Stored entries:
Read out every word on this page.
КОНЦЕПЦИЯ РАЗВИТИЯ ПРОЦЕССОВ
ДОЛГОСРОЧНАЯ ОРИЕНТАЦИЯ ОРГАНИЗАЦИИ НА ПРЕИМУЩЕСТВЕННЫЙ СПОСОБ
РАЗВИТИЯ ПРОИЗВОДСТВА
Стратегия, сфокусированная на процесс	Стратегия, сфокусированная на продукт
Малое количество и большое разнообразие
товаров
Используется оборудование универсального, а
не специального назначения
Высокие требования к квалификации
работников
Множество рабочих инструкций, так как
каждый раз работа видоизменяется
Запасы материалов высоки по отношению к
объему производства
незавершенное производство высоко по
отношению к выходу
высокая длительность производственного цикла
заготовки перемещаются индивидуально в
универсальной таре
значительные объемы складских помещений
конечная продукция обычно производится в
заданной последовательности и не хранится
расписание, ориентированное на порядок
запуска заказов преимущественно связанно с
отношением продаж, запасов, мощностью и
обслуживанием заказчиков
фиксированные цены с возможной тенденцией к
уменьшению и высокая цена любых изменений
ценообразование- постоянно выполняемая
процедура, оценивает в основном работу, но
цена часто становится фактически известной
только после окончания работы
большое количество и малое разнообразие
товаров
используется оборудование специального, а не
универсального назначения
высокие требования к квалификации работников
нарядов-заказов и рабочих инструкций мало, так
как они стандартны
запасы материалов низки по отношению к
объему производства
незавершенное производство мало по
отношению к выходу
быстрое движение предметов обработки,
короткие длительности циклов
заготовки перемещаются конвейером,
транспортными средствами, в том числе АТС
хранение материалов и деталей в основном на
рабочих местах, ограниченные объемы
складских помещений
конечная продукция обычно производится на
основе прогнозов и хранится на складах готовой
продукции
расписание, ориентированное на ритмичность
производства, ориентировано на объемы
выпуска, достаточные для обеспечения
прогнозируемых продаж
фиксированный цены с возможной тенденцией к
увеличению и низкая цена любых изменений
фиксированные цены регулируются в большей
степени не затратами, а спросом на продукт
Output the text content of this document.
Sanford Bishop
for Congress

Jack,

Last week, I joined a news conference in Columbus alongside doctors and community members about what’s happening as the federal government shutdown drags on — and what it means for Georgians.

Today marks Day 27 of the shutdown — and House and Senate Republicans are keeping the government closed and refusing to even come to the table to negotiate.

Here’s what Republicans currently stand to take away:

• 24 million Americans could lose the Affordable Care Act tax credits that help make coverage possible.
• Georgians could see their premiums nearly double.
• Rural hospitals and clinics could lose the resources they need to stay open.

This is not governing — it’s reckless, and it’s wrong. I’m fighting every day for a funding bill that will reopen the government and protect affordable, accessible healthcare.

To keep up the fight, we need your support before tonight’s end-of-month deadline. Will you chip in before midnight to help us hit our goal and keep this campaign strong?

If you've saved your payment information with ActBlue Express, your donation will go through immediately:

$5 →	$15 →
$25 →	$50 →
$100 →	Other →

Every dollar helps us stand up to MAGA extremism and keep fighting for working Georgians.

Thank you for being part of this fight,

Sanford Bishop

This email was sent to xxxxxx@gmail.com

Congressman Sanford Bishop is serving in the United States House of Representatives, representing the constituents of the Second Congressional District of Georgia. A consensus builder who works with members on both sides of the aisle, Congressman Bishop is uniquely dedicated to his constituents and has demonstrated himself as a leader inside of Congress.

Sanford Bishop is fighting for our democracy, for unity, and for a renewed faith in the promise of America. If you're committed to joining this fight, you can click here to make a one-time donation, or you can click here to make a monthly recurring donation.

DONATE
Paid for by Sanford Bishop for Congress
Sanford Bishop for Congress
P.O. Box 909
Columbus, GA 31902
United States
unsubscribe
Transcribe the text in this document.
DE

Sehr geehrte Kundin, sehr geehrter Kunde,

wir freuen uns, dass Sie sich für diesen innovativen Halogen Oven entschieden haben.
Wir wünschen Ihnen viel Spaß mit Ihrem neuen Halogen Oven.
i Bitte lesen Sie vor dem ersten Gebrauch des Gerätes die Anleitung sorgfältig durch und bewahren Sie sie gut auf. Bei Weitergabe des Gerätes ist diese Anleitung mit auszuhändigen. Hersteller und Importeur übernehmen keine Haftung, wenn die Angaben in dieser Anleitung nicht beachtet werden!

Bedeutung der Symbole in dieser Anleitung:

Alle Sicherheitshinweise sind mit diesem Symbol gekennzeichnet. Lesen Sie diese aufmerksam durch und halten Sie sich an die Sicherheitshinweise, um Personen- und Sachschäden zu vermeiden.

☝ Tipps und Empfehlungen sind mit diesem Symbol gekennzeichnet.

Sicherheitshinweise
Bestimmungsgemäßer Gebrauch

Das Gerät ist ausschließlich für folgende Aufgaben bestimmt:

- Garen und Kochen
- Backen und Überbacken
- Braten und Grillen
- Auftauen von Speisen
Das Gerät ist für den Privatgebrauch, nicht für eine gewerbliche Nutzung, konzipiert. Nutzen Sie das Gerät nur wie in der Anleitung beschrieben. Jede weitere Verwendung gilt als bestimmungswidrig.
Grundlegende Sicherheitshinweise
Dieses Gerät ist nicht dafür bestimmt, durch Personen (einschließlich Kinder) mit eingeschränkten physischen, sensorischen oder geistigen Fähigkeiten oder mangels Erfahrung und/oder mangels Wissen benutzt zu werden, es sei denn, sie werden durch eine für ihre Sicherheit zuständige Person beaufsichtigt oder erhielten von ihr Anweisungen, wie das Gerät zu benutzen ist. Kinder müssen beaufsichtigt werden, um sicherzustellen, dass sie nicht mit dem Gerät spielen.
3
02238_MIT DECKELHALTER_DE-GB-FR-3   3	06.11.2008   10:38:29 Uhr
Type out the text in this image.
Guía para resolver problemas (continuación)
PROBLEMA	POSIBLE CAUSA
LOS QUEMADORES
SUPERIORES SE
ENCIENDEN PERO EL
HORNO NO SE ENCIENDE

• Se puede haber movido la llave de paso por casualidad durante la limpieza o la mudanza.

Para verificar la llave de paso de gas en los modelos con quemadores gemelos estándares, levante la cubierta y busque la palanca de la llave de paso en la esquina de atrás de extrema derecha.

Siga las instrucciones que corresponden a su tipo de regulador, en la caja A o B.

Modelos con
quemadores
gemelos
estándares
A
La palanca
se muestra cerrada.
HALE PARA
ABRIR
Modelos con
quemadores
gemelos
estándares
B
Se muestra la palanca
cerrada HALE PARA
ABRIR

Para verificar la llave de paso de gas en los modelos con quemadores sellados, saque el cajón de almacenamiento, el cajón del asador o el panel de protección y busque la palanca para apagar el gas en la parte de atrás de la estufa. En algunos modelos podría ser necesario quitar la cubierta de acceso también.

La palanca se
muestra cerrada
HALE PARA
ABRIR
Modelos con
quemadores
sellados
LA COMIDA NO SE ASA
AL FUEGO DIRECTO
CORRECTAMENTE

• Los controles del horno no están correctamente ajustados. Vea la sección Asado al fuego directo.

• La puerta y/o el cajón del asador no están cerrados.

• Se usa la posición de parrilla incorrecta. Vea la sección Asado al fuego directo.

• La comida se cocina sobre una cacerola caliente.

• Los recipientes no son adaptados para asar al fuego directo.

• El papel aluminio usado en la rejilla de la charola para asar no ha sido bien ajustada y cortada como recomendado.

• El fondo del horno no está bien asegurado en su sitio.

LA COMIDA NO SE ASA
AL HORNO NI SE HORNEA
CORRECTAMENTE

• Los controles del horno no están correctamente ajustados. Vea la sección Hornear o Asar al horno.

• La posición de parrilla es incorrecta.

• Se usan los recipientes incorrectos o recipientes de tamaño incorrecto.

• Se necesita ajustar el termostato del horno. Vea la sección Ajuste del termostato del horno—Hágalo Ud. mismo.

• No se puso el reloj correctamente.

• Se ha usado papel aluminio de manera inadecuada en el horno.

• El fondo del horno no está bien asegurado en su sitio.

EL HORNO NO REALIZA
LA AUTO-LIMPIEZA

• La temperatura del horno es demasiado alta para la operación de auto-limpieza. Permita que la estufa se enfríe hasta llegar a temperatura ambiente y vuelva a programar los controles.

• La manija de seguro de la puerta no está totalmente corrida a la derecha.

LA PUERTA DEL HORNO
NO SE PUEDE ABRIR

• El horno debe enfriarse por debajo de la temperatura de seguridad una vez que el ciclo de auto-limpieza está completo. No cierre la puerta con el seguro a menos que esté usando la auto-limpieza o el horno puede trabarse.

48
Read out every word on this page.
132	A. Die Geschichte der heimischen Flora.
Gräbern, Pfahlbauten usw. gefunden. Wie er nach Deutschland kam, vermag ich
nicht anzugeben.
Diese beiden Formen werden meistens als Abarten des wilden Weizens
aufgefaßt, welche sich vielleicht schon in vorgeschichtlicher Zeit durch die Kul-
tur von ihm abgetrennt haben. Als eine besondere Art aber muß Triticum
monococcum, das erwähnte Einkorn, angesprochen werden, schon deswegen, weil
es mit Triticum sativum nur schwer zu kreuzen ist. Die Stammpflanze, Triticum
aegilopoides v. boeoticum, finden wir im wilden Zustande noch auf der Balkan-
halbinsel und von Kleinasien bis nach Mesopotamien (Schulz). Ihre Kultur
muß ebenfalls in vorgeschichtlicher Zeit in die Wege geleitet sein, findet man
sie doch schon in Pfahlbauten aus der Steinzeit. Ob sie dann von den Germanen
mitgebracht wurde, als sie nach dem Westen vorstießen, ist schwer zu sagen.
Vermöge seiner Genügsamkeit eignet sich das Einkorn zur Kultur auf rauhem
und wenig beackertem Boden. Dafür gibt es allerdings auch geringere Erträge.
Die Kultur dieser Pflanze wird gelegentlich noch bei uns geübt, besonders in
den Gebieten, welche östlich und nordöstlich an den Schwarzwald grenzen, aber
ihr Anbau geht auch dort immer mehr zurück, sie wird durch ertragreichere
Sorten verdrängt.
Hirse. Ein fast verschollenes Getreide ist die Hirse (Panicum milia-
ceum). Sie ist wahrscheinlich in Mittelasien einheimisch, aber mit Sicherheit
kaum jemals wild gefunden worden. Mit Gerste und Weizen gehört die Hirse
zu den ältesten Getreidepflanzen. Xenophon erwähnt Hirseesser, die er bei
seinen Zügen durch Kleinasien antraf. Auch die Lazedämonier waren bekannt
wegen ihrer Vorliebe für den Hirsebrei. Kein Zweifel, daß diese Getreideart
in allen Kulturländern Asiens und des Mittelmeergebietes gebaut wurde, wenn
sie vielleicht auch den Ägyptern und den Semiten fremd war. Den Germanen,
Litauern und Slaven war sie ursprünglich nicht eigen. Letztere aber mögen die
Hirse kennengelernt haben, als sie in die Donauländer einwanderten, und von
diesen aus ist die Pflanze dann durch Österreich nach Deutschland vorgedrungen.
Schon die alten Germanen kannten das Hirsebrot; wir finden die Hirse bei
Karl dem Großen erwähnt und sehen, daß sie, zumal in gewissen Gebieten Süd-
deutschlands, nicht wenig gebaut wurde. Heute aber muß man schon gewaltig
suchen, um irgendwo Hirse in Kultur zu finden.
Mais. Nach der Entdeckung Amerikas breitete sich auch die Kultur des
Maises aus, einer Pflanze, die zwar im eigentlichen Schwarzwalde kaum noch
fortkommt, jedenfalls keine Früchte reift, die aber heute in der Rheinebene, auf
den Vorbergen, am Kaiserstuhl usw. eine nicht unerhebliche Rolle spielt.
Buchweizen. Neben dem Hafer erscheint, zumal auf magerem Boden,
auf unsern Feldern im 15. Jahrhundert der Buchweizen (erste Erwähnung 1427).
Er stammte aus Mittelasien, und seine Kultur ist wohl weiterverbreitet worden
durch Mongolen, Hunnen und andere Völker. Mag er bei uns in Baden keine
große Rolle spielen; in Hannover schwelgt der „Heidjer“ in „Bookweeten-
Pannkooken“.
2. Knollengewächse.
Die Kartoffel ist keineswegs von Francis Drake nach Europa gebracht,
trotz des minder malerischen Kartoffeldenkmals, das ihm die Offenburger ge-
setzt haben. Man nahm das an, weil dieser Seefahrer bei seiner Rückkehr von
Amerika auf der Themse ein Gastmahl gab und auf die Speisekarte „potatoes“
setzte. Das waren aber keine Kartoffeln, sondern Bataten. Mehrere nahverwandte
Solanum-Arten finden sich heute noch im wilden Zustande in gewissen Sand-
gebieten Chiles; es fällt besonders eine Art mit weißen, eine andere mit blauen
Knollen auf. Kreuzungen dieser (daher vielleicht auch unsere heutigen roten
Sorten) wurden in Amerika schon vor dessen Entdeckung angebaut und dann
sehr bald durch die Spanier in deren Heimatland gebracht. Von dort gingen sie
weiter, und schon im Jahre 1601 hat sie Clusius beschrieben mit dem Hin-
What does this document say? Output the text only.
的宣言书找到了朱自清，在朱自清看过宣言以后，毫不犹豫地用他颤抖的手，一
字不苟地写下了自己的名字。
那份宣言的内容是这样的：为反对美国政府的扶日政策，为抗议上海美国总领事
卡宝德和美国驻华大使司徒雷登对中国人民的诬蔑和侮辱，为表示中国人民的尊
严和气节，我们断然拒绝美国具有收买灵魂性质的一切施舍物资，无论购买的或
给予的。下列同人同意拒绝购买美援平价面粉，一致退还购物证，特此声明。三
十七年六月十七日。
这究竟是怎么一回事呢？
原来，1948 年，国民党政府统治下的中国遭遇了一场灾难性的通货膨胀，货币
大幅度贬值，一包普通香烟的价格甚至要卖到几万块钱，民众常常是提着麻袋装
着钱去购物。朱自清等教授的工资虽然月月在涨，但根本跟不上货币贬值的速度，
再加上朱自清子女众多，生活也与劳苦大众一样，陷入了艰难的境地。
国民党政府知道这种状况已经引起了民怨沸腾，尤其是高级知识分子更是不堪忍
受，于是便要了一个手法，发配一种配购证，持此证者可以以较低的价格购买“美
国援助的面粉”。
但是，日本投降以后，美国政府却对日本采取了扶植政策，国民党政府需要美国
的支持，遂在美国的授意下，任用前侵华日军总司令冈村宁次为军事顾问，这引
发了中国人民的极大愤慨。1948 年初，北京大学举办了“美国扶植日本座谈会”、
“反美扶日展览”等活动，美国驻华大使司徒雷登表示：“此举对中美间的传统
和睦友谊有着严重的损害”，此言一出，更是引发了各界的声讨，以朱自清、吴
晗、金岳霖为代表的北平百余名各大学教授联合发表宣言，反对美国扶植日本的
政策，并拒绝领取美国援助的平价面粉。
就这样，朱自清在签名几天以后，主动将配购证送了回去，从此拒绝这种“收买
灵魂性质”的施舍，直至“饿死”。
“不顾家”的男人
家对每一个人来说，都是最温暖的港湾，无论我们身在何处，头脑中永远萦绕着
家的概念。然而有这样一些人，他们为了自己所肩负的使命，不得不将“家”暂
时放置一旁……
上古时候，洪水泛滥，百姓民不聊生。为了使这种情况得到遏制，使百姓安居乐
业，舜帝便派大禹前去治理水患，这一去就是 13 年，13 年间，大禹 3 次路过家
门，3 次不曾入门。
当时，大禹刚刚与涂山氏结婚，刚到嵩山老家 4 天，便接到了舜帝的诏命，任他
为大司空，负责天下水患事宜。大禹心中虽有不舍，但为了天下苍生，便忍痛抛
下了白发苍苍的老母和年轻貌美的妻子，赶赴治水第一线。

● Given problem
Return each line where "temperatura" shows up.

● Response for this exercise
• La temperatura del horno es demasiado alta para la operación de auto-limpieza. Permita que la estufa se enfríe hasta llegar a temperatura ambiente y vuelva a programar los controles.
• El horno debe enfriarse por debajo de la temperatura de seguridad una vez que el ciclo de auto-limpieza está completo. No cierre la puerta con el seguro a menos que esté usando la auto-limpieza o el horno puede trabarse.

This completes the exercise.